___ Working data ___
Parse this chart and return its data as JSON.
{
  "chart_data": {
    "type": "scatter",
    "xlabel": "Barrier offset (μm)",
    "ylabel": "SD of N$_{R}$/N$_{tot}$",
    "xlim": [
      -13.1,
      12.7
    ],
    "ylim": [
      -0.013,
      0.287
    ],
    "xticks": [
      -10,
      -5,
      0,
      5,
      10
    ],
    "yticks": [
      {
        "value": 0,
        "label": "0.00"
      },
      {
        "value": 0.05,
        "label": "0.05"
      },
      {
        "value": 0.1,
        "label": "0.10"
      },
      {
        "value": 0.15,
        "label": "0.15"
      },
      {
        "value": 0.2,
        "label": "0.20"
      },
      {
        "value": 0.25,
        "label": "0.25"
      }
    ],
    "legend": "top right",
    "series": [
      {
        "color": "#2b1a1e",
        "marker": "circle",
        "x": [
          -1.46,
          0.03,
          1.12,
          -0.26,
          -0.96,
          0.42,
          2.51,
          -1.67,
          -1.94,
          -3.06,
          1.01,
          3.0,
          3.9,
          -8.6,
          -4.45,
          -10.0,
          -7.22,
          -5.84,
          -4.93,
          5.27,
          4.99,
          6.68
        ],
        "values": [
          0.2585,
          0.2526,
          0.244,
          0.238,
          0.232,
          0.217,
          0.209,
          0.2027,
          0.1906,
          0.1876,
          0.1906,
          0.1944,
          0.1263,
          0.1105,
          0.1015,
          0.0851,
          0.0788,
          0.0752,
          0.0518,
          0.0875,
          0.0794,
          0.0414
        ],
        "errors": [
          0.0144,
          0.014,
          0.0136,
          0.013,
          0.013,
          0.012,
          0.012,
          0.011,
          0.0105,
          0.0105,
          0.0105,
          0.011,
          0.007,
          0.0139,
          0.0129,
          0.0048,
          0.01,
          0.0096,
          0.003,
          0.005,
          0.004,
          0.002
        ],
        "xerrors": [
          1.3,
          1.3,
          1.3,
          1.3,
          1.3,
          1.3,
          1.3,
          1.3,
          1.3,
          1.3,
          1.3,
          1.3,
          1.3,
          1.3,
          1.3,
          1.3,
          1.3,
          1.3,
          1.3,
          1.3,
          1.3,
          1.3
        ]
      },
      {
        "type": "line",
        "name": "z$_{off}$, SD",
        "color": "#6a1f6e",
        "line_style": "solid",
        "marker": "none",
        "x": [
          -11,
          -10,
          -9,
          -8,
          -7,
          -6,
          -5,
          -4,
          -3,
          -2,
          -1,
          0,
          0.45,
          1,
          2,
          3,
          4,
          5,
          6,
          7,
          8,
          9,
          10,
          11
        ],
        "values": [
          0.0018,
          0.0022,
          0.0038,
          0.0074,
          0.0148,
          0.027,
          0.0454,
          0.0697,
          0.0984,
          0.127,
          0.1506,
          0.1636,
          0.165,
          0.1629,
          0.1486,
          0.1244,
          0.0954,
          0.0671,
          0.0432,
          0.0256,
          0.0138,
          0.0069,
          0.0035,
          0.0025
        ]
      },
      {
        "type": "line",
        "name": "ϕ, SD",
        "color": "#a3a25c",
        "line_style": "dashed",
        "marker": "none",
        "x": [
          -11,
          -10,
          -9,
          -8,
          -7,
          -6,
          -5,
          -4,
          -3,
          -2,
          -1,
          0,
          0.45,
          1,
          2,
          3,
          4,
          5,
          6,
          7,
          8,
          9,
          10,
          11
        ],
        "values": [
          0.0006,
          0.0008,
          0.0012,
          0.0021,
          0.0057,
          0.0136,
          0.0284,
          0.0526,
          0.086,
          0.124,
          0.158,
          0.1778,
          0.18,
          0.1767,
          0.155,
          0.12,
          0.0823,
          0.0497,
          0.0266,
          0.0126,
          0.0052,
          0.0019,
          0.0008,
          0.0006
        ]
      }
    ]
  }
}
___
Work instructions: Return each line among the entries that holds the word "color".

Reply to the exercise:
        "color": "#2b1a1e",
        "color": "#6a1f6e",
        "color": "#a3a25c",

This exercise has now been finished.